++++ INFORMATION GIVEN
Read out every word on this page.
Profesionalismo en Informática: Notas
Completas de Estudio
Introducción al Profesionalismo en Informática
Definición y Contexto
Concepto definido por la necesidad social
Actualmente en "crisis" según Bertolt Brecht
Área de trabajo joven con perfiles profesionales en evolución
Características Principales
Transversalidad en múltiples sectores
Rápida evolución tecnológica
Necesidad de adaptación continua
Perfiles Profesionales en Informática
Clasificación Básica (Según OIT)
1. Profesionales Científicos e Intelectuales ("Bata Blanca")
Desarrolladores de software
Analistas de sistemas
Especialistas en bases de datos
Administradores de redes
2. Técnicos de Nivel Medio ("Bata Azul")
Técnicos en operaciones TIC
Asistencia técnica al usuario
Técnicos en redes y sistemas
++++++++
++++ INFORMATION GIVEN
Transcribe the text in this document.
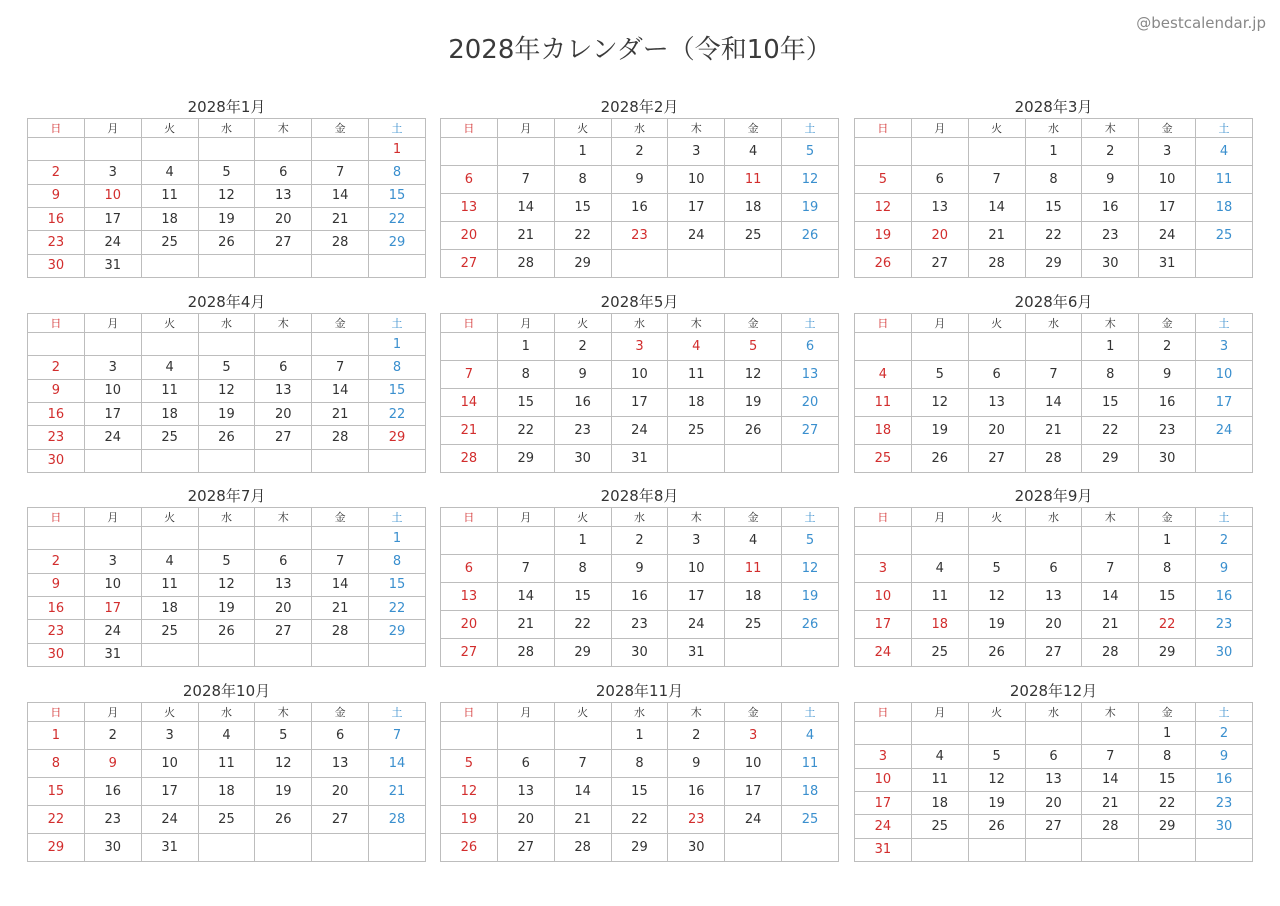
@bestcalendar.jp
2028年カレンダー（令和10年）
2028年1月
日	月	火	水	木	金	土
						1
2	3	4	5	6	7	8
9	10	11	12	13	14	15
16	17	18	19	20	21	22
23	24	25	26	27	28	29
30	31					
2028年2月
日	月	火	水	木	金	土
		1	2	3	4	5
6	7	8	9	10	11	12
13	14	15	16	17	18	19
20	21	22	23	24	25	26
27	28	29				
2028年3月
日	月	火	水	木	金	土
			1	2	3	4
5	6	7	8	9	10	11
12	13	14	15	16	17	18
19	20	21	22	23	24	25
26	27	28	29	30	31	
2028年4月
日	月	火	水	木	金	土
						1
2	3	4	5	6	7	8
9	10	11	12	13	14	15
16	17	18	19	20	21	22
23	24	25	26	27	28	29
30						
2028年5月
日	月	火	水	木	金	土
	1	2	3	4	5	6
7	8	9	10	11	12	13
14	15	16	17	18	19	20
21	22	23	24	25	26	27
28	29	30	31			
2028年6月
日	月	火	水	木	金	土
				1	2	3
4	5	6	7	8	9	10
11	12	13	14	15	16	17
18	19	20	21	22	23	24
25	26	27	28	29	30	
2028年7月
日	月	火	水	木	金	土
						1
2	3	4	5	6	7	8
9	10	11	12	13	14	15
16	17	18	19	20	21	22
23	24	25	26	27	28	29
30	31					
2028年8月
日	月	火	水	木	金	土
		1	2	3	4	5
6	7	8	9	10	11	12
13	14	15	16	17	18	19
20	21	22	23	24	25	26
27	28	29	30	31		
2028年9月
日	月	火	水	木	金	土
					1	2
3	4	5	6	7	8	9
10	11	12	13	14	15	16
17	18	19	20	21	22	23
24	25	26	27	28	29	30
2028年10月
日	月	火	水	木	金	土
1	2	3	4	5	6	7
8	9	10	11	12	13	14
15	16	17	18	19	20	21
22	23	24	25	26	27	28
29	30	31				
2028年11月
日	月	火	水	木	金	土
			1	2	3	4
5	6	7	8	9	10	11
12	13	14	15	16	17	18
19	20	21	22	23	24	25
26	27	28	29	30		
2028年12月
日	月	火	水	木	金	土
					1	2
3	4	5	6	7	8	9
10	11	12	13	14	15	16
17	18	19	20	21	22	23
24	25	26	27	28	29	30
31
++++++++
→ EXERCISE
From the records above, pull out every line containing the word "Bata".

→ REPLY
1. Profesionales Científicos e Intelectuales ("Bata Blanca")
2. Técnicos de Nivel Medio ("Bata Azul")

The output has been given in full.